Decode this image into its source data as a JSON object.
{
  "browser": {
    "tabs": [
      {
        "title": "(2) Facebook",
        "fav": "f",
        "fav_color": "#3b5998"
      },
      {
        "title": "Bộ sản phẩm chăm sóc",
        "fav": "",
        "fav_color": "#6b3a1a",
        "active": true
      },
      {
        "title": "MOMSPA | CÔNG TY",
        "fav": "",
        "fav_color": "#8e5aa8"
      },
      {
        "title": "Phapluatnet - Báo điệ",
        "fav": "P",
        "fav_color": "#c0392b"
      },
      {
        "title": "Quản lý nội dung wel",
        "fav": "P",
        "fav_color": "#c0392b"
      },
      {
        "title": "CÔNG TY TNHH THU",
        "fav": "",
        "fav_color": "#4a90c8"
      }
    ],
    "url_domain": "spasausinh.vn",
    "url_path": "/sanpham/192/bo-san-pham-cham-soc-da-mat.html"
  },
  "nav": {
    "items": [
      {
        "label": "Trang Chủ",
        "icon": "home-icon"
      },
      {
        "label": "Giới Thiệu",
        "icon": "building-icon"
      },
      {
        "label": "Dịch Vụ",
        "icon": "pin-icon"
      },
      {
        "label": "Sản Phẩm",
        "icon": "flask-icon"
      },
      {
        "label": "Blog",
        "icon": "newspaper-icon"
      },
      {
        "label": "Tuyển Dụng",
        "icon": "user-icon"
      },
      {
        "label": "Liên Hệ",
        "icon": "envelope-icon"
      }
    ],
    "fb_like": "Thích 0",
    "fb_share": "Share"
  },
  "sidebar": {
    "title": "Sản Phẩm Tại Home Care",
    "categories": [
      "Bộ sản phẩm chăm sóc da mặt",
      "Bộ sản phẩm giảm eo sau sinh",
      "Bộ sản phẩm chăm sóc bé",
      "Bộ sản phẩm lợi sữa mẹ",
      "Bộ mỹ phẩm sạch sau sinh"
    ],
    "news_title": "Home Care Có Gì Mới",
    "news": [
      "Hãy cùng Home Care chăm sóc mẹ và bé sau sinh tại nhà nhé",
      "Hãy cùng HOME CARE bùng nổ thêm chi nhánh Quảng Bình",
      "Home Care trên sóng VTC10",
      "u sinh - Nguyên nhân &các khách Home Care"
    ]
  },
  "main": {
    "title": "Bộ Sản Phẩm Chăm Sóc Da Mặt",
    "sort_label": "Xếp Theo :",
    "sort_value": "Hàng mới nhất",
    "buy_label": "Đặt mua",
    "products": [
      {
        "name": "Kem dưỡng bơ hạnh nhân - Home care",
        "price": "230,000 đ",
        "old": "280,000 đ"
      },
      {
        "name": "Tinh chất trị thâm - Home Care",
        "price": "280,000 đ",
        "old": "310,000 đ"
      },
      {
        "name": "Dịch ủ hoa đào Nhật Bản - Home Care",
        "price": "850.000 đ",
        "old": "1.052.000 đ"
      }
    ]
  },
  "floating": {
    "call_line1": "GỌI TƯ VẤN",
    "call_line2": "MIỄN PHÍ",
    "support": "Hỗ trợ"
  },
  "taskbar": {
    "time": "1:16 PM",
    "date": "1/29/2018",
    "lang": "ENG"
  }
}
┄┄┄┄┄┄
TO DO: Identify every line above that includes the word "CÔNG", and show those lines.

EXERCISE OUTPUT:
        "title": "MOMSPA | CÔNG TY",
        "title": "CÔNG TY TNHH THU",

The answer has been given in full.